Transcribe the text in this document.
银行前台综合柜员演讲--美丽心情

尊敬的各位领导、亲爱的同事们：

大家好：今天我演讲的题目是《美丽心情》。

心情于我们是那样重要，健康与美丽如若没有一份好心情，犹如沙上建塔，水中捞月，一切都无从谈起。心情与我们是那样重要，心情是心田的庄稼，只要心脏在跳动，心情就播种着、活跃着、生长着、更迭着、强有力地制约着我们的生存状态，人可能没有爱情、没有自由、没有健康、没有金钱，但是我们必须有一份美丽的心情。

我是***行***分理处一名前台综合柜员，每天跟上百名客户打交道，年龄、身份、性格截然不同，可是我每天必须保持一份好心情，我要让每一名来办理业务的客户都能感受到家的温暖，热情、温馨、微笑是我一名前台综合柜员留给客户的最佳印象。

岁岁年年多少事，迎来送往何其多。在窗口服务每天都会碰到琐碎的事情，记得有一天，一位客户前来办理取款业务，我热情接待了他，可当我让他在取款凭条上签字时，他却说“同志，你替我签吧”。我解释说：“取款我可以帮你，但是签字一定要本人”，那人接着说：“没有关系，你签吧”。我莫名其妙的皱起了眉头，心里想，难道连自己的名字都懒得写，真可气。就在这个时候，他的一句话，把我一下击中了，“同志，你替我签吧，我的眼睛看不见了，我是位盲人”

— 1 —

-----

- _What you need to do_: Can you give every line above again, exactly as written?

- _Solution for this task_:
Transcribe the text in this document.
银行前台综合柜员演讲--美丽心情

尊敬的各位领导、亲爱的同事们：

大家好：今天我演讲的题目是《美丽心情》。

心情于我们是那样重要，健康与美丽如若没有一份好心情，犹如沙上建塔，水中捞月，一切都无从谈起。心情与我们是那样重要，心情是心田的庄稼，只要心脏在跳动，心情就播种着、活跃着、生长着、更迭着、强有力地制约着我们的生存状态，人可能没有爱情、没有自由、没有健康、没有金钱，但是我们必须有一份美丽的心情。

我是***行***分理处一名前台综合柜员，每天跟上百名客户打交道，年龄、身份、性格截然不同，可是我每天必须保持一份好心情，我要让每一名来办理业务的客户都能感受到家的温暖，热情、温馨、微笑是我一名前台综合柜员留给客户的最佳印象。

岁岁年年多少事，迎来送往何其多。在窗口服务每天都会碰到琐碎的事情，记得有一天，一位客户前来办理取款业务，我热情接待了他，可当我让他在取款凭条上签字时，他却说“同志，你替我签吧”。我解释说：“取款我可以帮你，但是签字一定要本人”，那人接着说：“没有关系，你签吧”。我莫名其妙的皱起了眉头，心里想，难道连自己的名字都懒得写，真可气。就在这个时候，他的一句话，把我一下击中了，“同志，你替我签吧，我的眼睛看不见了，我是位盲人”

— 1 —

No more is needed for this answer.